Answer with a single number, the count of lines holding the word "travail".

++++ Provided material

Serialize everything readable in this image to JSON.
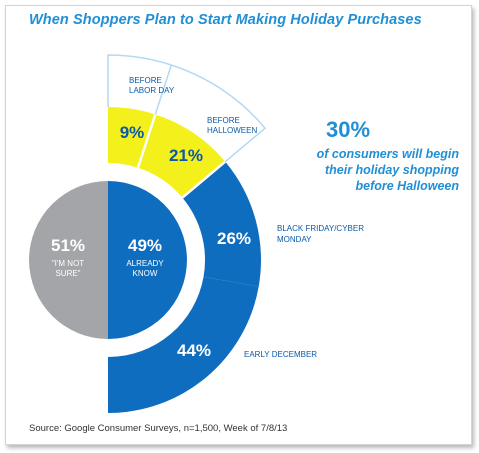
{
  "title": "When Shoppers Plan to Start Making Holiday Purchases",
  "source": "Source: Google Consumer Surveys, n=1,500, Week of 7/8/13",
  "callout": {
    "value": "30%",
    "text": "of consumers will begin their holiday shopping before Halloween",
    "color": "#1f8fd6"
  },
  "chart_data": {
    "type": "pie",
    "title": "When Shoppers Plan to Start Making Holiday Purchases",
    "inner": [
      {
        "value": "51%",
        "label": "\"I'M NOT SURE\"",
        "color": "#a3a5a8"
      },
      {
        "value": "49%",
        "label": "ALREADY KNOW",
        "color": "#0f6dc0"
      }
    ],
    "outer": [
      {
        "value": "9%",
        "label": "BEFORE LABOR DAY",
        "color": "#f4f01c"
      },
      {
        "value": "21%",
        "label": "BEFORE HALLOWEEN",
        "color": "#f4f01c"
      },
      {
        "value": "26%",
        "label": "BLACK FRIDAY/CYBER MONDAY",
        "color": "#0f6dc0"
      },
      {
        "value": "44%",
        "label": "EARLY DECEMBER",
        "color": "#0f6dc0"
      }
    ],
    "outline_color": "#b5d8f2"
  }
}
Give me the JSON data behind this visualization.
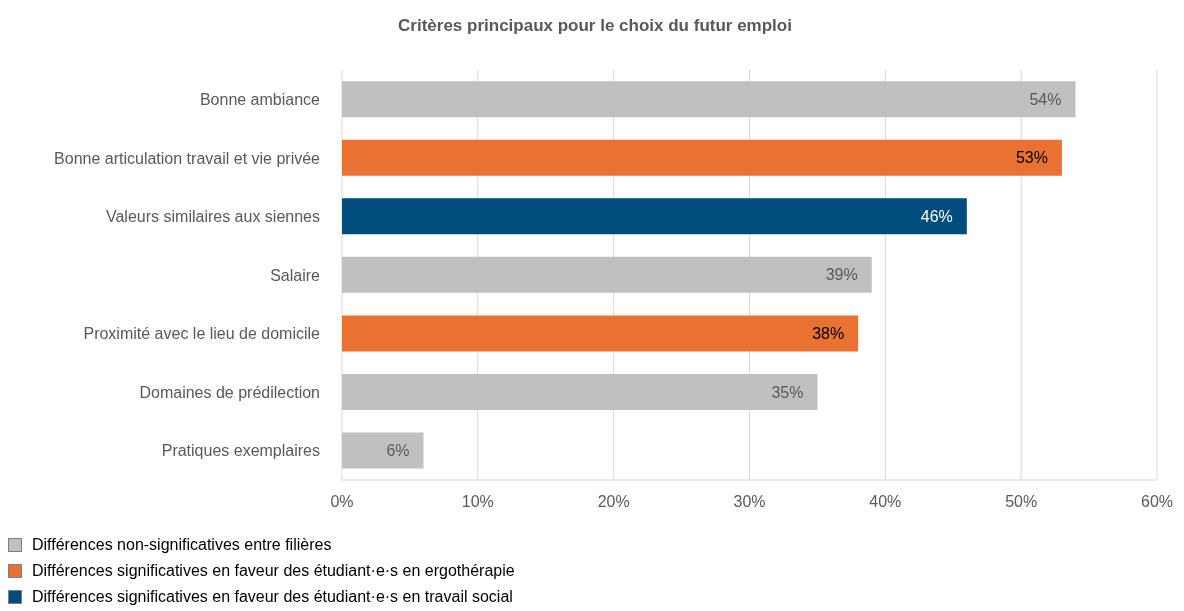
{
  "chart_data": {
    "type": "bar",
    "orientation": "horizontal",
    "stacked": true,
    "title": "Critères principaux pour le choix du futur emploi",
    "categories": [
      "Bonne ambiance",
      "Bonne articulation travail et vie privée",
      "Valeurs similaires aux siennes",
      "Salaire",
      "Proximité avec le lieu de domicile",
      "Domaines de prédilection",
      "Pratiques exemplaires"
    ],
    "series": [
      {
        "name": "Différences non-significatives entre filières",
        "color": "#c0c0c0",
        "values": [
          54,
          null,
          null,
          39,
          null,
          35,
          6
        ],
        "value_labels": [
          "54%",
          null,
          null,
          "39%",
          null,
          "35%",
          "6%"
        ]
      },
      {
        "name": "Différences significatives en faveur des étudiant·e·s en ergothérapie",
        "color": "#e97132",
        "values": [
          null,
          53,
          null,
          null,
          38,
          null,
          null
        ],
        "value_labels": [
          null,
          "53%",
          null,
          null,
          "38%",
          null,
          null
        ]
      },
      {
        "name": "Différences significatives en faveur des étudiant·e·s en travail social",
        "color": "#004c7c",
        "values": [
          null,
          null,
          46,
          null,
          null,
          null,
          null
        ],
        "value_labels": [
          null,
          null,
          "46%",
          null,
          null,
          null,
          null
        ]
      }
    ],
    "xlim": [
      0,
      60
    ],
    "xticks": [
      {
        "value": 0,
        "label": "0%"
      },
      {
        "value": 10,
        "label": "10%"
      },
      {
        "value": 20,
        "label": "20%"
      },
      {
        "value": 30,
        "label": "30%"
      },
      {
        "value": 40,
        "label": "40%"
      },
      {
        "value": 50,
        "label": "50%"
      },
      {
        "value": 60,
        "label": "60%"
      }
    ],
    "grid": "x",
    "legend": "bottom left"
  }
}
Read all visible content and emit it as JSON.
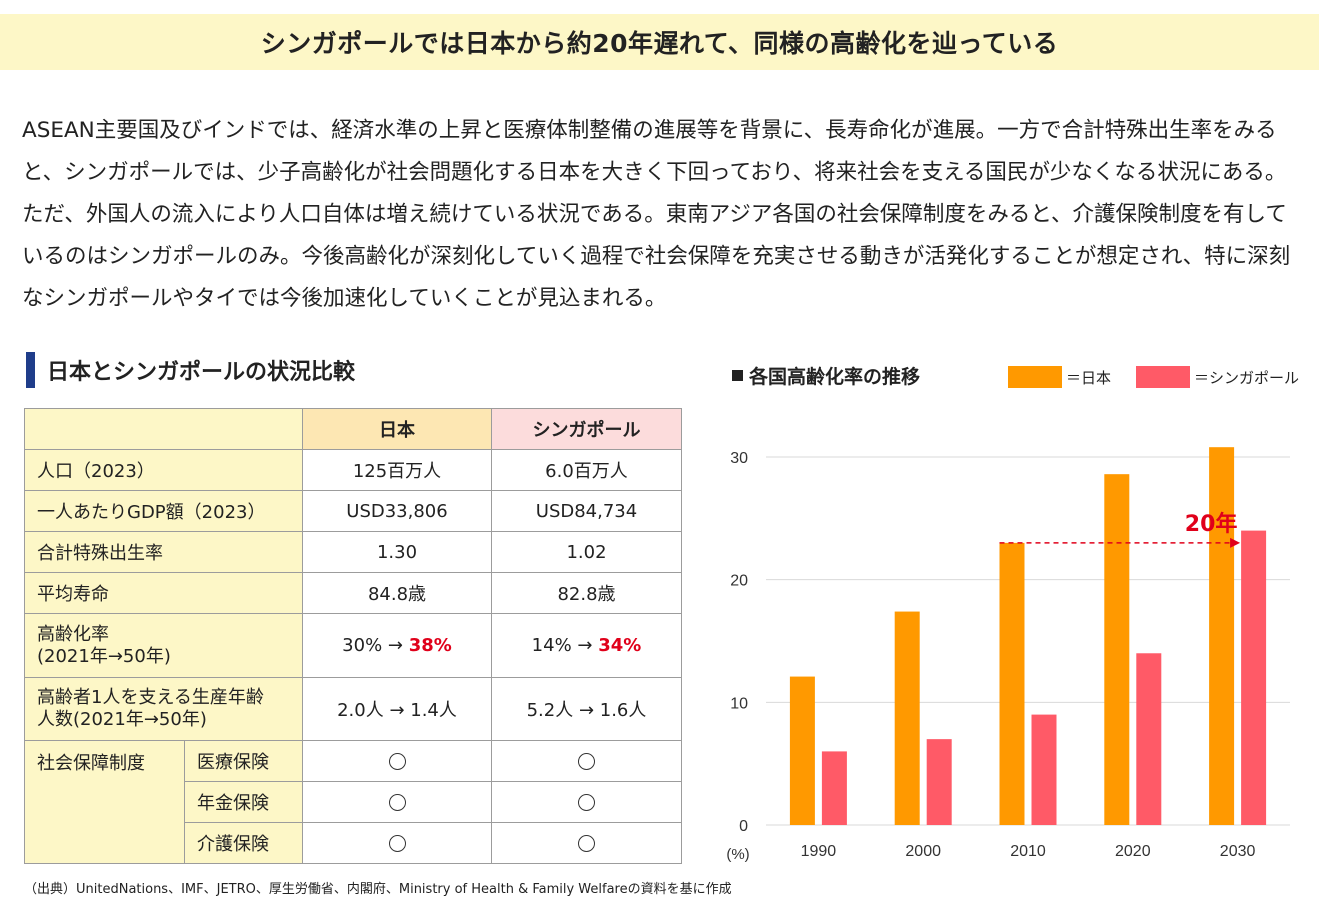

++++++++

Exercise output:
2